| TASK STATEMENT |
Could you duplicate the material below line for line, with no changes at all?

[Rows from a dataset]
◆ ◆ ◆ ◆ ◆ ◆ ◆

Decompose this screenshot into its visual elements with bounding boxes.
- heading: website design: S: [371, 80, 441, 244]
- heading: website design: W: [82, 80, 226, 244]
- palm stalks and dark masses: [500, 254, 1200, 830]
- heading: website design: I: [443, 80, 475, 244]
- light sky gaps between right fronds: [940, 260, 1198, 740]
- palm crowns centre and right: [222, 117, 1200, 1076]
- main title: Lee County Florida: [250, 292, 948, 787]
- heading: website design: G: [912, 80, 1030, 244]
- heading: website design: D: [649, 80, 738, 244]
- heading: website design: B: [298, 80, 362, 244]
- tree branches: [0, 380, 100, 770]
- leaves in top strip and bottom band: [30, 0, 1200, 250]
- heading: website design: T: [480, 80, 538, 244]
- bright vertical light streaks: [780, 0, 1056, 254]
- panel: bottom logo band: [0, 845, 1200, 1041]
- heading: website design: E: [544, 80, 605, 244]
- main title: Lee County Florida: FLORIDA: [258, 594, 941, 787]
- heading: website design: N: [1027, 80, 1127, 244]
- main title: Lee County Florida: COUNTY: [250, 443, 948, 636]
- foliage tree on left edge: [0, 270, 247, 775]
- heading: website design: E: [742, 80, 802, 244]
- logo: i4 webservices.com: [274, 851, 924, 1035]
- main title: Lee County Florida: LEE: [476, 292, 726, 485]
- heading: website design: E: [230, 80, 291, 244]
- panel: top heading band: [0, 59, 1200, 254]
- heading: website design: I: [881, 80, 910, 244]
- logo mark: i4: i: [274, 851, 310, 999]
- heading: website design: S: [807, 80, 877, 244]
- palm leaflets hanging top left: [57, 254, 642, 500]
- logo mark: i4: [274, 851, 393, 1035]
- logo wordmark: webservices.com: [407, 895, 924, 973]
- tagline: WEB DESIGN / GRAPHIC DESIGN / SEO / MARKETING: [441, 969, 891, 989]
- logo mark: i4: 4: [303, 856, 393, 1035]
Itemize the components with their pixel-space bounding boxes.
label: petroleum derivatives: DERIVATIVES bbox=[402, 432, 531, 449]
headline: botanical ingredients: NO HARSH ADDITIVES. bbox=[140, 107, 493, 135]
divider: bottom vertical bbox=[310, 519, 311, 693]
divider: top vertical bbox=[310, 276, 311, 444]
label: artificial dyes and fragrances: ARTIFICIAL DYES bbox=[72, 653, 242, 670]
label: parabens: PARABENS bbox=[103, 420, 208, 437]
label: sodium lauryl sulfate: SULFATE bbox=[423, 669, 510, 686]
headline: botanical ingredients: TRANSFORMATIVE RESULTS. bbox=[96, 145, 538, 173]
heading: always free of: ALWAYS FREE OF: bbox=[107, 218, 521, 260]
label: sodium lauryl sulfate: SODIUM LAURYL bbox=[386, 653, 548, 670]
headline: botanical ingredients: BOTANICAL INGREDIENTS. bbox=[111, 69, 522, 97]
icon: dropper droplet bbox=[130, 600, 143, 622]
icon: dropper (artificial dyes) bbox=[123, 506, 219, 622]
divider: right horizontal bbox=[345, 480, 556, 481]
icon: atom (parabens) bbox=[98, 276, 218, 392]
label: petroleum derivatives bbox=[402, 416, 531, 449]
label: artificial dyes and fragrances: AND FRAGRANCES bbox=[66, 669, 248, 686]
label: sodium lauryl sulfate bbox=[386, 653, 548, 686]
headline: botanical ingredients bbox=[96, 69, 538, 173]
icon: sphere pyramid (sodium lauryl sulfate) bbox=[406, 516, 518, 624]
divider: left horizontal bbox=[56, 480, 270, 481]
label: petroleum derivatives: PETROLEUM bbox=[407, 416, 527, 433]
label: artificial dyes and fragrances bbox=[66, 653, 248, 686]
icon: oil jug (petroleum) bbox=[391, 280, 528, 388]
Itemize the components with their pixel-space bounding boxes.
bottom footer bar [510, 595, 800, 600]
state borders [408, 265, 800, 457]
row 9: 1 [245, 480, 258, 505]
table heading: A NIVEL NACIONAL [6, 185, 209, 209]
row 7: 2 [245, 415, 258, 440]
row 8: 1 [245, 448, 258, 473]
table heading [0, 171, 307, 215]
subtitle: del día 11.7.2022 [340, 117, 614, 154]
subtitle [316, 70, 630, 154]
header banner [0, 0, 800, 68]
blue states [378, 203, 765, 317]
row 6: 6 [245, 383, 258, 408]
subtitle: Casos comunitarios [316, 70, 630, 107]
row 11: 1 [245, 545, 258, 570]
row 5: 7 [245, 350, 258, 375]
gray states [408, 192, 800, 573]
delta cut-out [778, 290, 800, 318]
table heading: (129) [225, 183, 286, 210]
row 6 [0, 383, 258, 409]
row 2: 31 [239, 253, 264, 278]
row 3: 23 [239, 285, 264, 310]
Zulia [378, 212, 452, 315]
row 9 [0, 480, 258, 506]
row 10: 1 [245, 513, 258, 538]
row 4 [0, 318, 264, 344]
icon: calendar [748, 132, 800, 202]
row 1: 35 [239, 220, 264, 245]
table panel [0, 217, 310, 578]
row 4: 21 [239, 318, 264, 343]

◆ ◆ ◆ ◆ ◆ ◆ ◆

| WRITTEN RESPONSE |
Decompose this screenshot into its visual elements with bounding boxes.
- heading: website design: S: [371, 80, 441, 244]
- heading: website design: W: [82, 80, 226, 244]
- palm stalks and dark masses: [500, 254, 1200, 830]
- heading: website design: I: [443, 80, 475, 244]
- light sky gaps between right fronds: [940, 260, 1198, 740]
- palm crowns centre and right: [222, 117, 1200, 1076]
- main title: Lee County Florida: [250, 292, 948, 787]
- heading: website design: G: [912, 80, 1030, 244]
- heading: website design: D: [649, 80, 738, 244]
- heading: website design: B: [298, 80, 362, 244]
- tree branches: [0, 380, 100, 770]
- leaves in top strip and bottom band: [30, 0, 1200, 250]
- heading: website design: T: [480, 80, 538, 244]
- bright vertical light streaks: [780, 0, 1056, 254]
- panel: bottom logo band: [0, 845, 1200, 1041]
- heading: website design: E: [544, 80, 605, 244]
- main title: Lee County Florida: FLORIDA: [258, 594, 941, 787]
- heading: website design: N: [1027, 80, 1127, 244]
- main title: Lee County Florida: COUNTY: [250, 443, 948, 636]
- foliage tree on left edge: [0, 270, 247, 775]
- heading: website design: E: [742, 80, 802, 244]
- logo: i4 webservices.com: [274, 851, 924, 1035]
- main title: Lee County Florida: LEE: [476, 292, 726, 485]
- heading: website design: E: [230, 80, 291, 244]
- panel: top heading band: [0, 59, 1200, 254]
- heading: website design: I: [881, 80, 910, 244]
- logo mark: i4: i: [274, 851, 310, 999]
- heading: website design: S: [807, 80, 877, 244]
- palm leaflets hanging top left: [57, 254, 642, 500]
- logo mark: i4: [274, 851, 393, 1035]
- logo wordmark: webservices.com: [407, 895, 924, 973]
- tagline: WEB DESIGN / GRAPHIC DESIGN / SEO / MARKETING: [441, 969, 891, 989]
- logo mark: i4: 4: [303, 856, 393, 1035]
Itemize the components with their pixel-space bounding boxes.
label: petroleum derivatives: DERIVATIVES bbox=[402, 432, 531, 449]
headline: botanical ingredients: NO HARSH ADDITIVES. bbox=[140, 107, 493, 135]
divider: bottom vertical bbox=[310, 519, 311, 693]
divider: top vertical bbox=[310, 276, 311, 444]
label: artificial dyes and fragrances: ARTIFICIAL DYES bbox=[72, 653, 242, 670]
label: parabens: PARABENS bbox=[103, 420, 208, 437]
label: sodium lauryl sulfate: SULFATE bbox=[423, 669, 510, 686]
headline: botanical ingredients: TRANSFORMATIVE RESULTS. bbox=[96, 145, 538, 173]
heading: always free of: ALWAYS FREE OF: bbox=[107, 218, 521, 260]
label: sodium lauryl sulfate: SODIUM LAURYL bbox=[386, 653, 548, 670]
headline: botanical ingredients: BOTANICAL INGREDIENTS. bbox=[111, 69, 522, 97]
icon: dropper droplet bbox=[130, 600, 143, 622]
icon: dropper (artificial dyes) bbox=[123, 506, 219, 622]
divider: right horizontal bbox=[345, 480, 556, 481]
icon: atom (parabens) bbox=[98, 276, 218, 392]
label: petroleum derivatives bbox=[402, 416, 531, 449]
label: artificial dyes and fragrances: AND FRAGRANCES bbox=[66, 669, 248, 686]
label: sodium lauryl sulfate bbox=[386, 653, 548, 686]
headline: botanical ingredients bbox=[96, 69, 538, 173]
icon: sphere pyramid (sodium lauryl sulfate) bbox=[406, 516, 518, 624]
divider: left horizontal bbox=[56, 480, 270, 481]
label: petroleum derivatives: PETROLEUM bbox=[407, 416, 527, 433]
label: artificial dyes and fragrances bbox=[66, 653, 248, 686]
icon: oil jug (petroleum) bbox=[391, 280, 528, 388]
Itemize the components with their pixel-space bounding boxes.
bottom footer bar [510, 595, 800, 600]
state borders [408, 265, 800, 457]
row 9: 1 [245, 480, 258, 505]
table heading: A NIVEL NACIONAL [6, 185, 209, 209]
row 7: 2 [245, 415, 258, 440]
row 8: 1 [245, 448, 258, 473]
table heading [0, 171, 307, 215]
subtitle: del día 11.7.2022 [340, 117, 614, 154]
subtitle [316, 70, 630, 154]
header banner [0, 0, 800, 68]
blue states [378, 203, 765, 317]
row 6: 6 [245, 383, 258, 408]
subtitle: Casos comunitarios [316, 70, 630, 107]
row 11: 1 [245, 545, 258, 570]
row 5: 7 [245, 350, 258, 375]
gray states [408, 192, 800, 573]
delta cut-out [778, 290, 800, 318]
table heading: (129) [225, 183, 286, 210]
row 6 [0, 383, 258, 409]
row 2: 31 [239, 253, 264, 278]
row 3: 23 [239, 285, 264, 310]
Zulia [378, 212, 452, 315]
row 9 [0, 480, 258, 506]
row 10: 1 [245, 513, 258, 538]
row 4 [0, 318, 264, 344]
icon: calendar [748, 132, 800, 202]
row 1: 35 [239, 220, 264, 245]
table panel [0, 217, 310, 578]
row 4: 21 [239, 318, 264, 343]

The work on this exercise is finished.